● **DIRECTIONS FOR THIS TASK**
Give only the number of lines in the data that include the string "montage".

● **DATA TO USE**

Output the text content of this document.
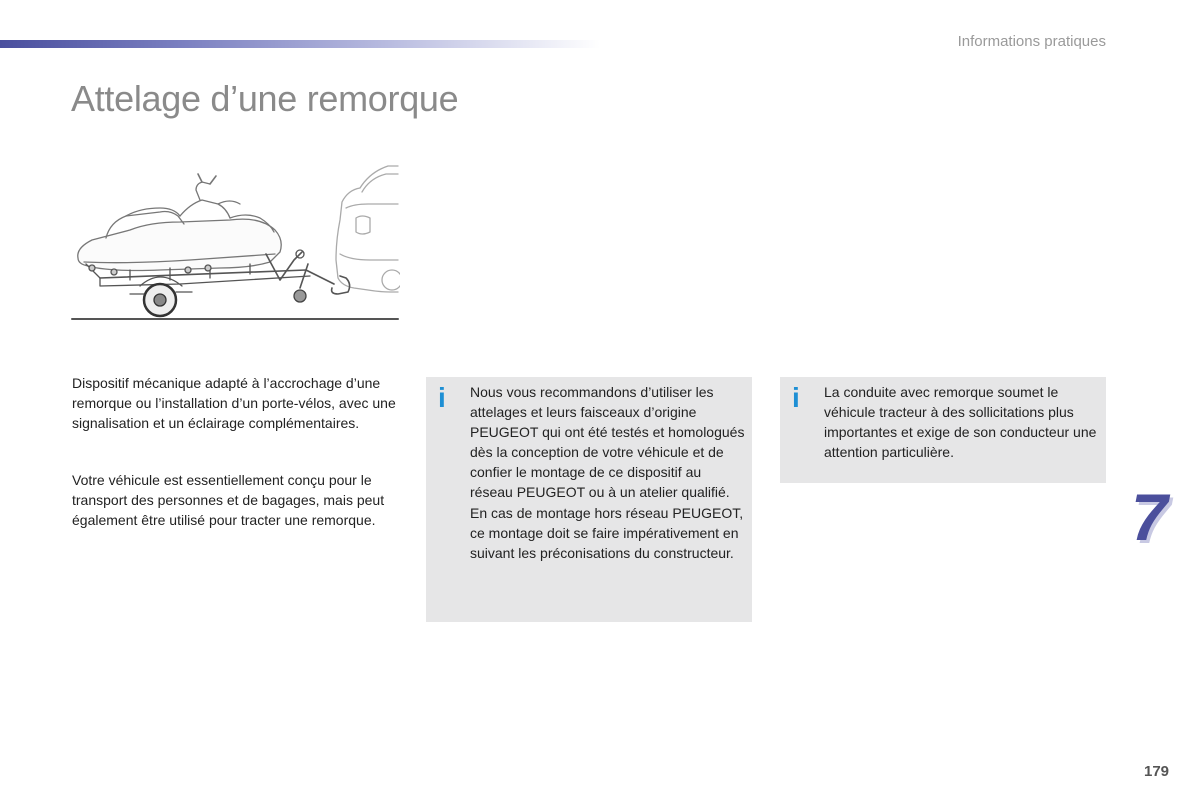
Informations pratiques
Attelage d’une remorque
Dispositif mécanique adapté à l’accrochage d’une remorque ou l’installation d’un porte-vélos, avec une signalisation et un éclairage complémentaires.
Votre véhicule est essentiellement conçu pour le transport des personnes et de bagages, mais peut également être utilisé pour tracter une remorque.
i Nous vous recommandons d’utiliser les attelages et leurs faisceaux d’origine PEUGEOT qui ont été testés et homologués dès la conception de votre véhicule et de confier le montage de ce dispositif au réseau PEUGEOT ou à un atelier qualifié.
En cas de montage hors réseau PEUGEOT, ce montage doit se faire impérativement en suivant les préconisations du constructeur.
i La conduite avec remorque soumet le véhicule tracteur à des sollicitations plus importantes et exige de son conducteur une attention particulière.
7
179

---

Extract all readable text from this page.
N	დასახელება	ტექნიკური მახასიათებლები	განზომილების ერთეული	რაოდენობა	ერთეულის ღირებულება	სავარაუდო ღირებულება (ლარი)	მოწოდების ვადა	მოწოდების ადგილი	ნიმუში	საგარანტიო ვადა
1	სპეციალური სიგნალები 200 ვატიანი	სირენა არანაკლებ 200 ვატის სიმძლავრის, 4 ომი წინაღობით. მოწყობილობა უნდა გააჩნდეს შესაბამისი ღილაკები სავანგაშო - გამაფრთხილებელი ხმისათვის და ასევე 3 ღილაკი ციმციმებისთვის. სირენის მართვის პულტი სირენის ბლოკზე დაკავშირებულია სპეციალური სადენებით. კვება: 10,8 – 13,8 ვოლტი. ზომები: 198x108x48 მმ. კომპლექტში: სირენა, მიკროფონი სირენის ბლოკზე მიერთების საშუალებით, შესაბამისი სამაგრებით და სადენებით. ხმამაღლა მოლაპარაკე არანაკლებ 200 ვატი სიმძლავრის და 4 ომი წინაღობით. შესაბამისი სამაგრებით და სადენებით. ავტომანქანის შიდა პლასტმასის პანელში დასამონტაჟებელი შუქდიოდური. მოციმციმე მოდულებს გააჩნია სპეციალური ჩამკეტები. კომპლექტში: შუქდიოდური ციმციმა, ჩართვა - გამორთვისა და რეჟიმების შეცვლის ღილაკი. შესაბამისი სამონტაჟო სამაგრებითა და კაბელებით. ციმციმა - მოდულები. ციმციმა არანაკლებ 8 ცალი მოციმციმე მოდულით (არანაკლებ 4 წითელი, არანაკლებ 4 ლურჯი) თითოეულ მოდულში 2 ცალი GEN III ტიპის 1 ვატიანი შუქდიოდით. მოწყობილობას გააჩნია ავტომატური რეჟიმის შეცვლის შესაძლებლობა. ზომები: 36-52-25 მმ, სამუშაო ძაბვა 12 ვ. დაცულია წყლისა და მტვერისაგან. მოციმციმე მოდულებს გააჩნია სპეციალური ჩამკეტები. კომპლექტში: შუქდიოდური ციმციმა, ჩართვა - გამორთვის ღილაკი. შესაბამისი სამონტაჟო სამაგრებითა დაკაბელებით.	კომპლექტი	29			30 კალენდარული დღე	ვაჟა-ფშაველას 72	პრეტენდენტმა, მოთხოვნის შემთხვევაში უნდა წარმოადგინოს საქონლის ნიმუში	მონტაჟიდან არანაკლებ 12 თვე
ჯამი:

● **WRITTEN REPLY**
2